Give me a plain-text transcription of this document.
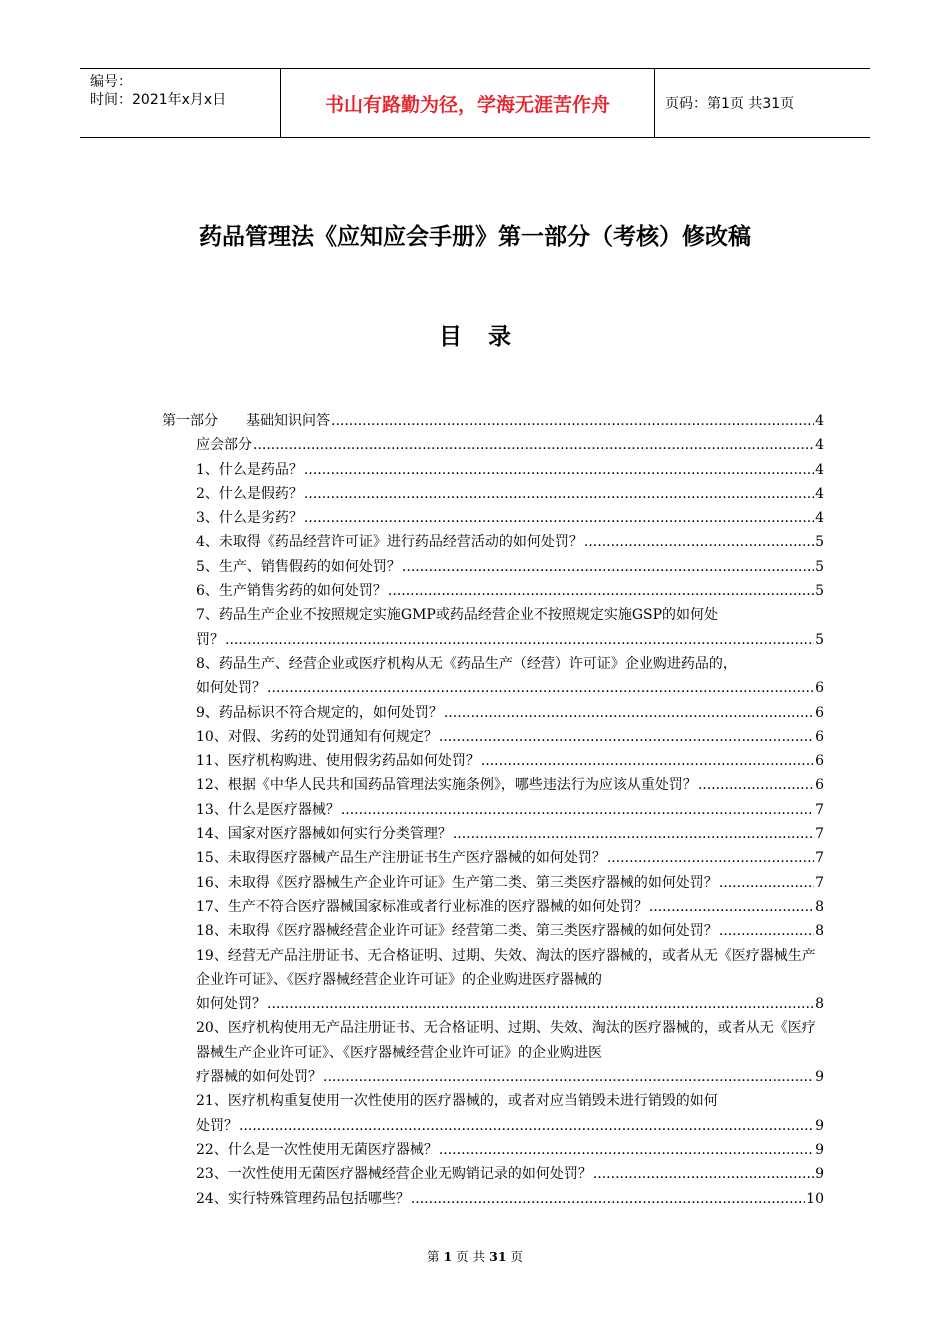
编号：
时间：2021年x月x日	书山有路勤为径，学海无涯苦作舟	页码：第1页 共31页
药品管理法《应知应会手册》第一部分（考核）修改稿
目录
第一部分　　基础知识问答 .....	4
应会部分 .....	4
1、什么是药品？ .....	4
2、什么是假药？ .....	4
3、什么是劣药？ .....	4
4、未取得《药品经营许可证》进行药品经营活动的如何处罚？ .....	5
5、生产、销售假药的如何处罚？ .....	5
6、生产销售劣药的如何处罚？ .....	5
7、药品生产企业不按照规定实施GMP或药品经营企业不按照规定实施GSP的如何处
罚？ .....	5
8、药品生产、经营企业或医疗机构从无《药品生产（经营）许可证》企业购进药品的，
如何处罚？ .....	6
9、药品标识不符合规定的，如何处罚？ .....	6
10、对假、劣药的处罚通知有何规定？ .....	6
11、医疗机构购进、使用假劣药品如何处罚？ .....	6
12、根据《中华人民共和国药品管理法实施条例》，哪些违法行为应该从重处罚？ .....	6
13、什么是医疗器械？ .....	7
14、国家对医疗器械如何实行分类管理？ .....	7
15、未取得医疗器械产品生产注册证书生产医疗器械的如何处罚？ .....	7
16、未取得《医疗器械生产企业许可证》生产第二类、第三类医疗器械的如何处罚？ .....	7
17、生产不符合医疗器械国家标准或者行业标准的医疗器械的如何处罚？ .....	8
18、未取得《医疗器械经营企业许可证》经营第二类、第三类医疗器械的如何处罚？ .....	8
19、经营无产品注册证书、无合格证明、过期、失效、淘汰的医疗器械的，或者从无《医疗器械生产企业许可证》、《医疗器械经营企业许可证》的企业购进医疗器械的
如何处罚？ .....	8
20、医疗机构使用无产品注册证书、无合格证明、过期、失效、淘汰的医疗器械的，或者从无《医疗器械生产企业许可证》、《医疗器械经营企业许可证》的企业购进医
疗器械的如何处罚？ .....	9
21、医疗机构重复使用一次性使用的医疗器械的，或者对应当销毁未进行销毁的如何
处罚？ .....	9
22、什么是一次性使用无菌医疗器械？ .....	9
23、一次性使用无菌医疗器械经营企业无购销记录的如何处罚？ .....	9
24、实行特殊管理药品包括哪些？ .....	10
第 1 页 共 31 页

........

| Job |
Reproduce the entries above without change, omitting all pictures.

| Solution to this problem |
Give me a plain-text transcription of this document.
编号：
时间：2021年x月x日	书山有路勤为径，学海无涯苦作舟	页码：第1页 共31页
药品管理法《应知应会手册》第一部分（考核）修改稿
目录
第一部分　　基础知识问答 .....	4
应会部分 .....	4
1、什么是药品？ .....	4
2、什么是假药？ .....	4
3、什么是劣药？ .....	4
4、未取得《药品经营许可证》进行药品经营活动的如何处罚？ .....	5
5、生产、销售假药的如何处罚？ .....	5
6、生产销售劣药的如何处罚？ .....	5
7、药品生产企业不按照规定实施GMP或药品经营企业不按照规定实施GSP的如何处
罚？ .....	5
8、药品生产、经营企业或医疗机构从无《药品生产（经营）许可证》企业购进药品的，
如何处罚？ .....	6
9、药品标识不符合规定的，如何处罚？ .....	6
10、对假、劣药的处罚通知有何规定？ .....	6
11、医疗机构购进、使用假劣药品如何处罚？ .....	6
12、根据《中华人民共和国药品管理法实施条例》，哪些违法行为应该从重处罚？ .....	6
13、什么是医疗器械？ .....	7
14、国家对医疗器械如何实行分类管理？ .....	7
15、未取得医疗器械产品生产注册证书生产医疗器械的如何处罚？ .....	7
16、未取得《医疗器械生产企业许可证》生产第二类、第三类医疗器械的如何处罚？ .....	7
17、生产不符合医疗器械国家标准或者行业标准的医疗器械的如何处罚？ .....	8
18、未取得《医疗器械经营企业许可证》经营第二类、第三类医疗器械的如何处罚？ .....	8
19、经营无产品注册证书、无合格证明、过期、失效、淘汰的医疗器械的，或者从无《医疗器械生产企业许可证》、《医疗器械经营企业许可证》的企业购进医疗器械的
如何处罚？ .....	8
20、医疗机构使用无产品注册证书、无合格证明、过期、失效、淘汰的医疗器械的，或者从无《医疗器械生产企业许可证》、《医疗器械经营企业许可证》的企业购进医
疗器械的如何处罚？ .....	9
21、医疗机构重复使用一次性使用的医疗器械的，或者对应当销毁未进行销毁的如何
处罚？ .....	9
22、什么是一次性使用无菌医疗器械？ .....	9
23、一次性使用无菌医疗器械经营企业无购销记录的如何处罚？ .....	9
24、实行特殊管理药品包括哪些？ .....	10
第 1 页 共 31 页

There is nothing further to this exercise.